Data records
•••••
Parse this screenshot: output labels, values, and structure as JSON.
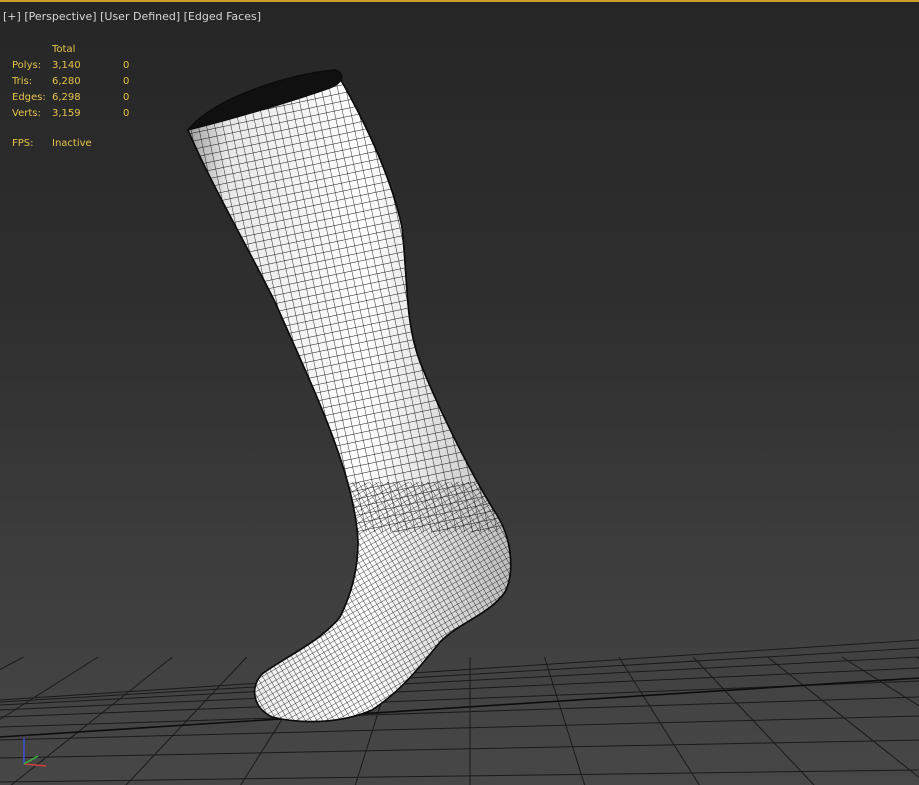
{
  "viewport": {
    "labels": [
      "[+]",
      "[Perspective]",
      "[User Defined]",
      "[Edged Faces]"
    ],
    "background_top": "#262626",
    "background_bottom": "#474747",
    "accent_border": "#c9a227"
  },
  "stats": {
    "header": "Total",
    "rows": [
      {
        "label": "Polys:",
        "total": "3,140",
        "selected": "0"
      },
      {
        "label": "Tris:",
        "total": "6,280",
        "selected": "0"
      },
      {
        "label": "Edges:",
        "total": "6,298",
        "selected": "0"
      },
      {
        "label": "Verts:",
        "total": "3,159",
        "selected": "0"
      }
    ],
    "fps_label": "FPS:",
    "fps_value": "Inactive",
    "text_color": "#e6c34b"
  },
  "model": {
    "name": "sock-mesh",
    "color": "#f2f2f2",
    "wire_color": "#111111"
  },
  "axis_gizmo": {
    "axes": [
      "z",
      "x",
      "y"
    ],
    "colors": {
      "x": "#d23c3c",
      "y": "#3cb43c",
      "z": "#3c50d2"
    }
  },
  "grid": {
    "color": "#1a1a1a"
  }
}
•••••
_WHAT IS BEING ASKED_. Every line above should be returned word for word, with the pictures left behind.

_ANSWER IN FULL_.
Parse this screenshot: output labels, values, and structure as JSON.
{
  "viewport": {
    "labels": [
      "[+]",
      "[Perspective]",
      "[User Defined]",
      "[Edged Faces]"
    ],
    "background_top": "#262626",
    "background_bottom": "#474747",
    "accent_border": "#c9a227"
  },
  "stats": {
    "header": "Total",
    "rows": [
      {
        "label": "Polys:",
        "total": "3,140",
        "selected": "0"
      },
      {
        "label": "Tris:",
        "total": "6,280",
        "selected": "0"
      },
      {
        "label": "Edges:",
        "total": "6,298",
        "selected": "0"
      },
      {
        "label": "Verts:",
        "total": "3,159",
        "selected": "0"
      }
    ],
    "fps_label": "FPS:",
    "fps_value": "Inactive",
    "text_color": "#e6c34b"
  },
  "model": {
    "name": "sock-mesh",
    "color": "#f2f2f2",
    "wire_color": "#111111"
  },
  "axis_gizmo": {
    "axes": [
      "z",
      "x",
      "y"
    ],
    "colors": {
      "x": "#d23c3c",
      "y": "#3cb43c",
      "z": "#3c50d2"
    }
  },
  "grid": {
    "color": "#1a1a1a"
  }
}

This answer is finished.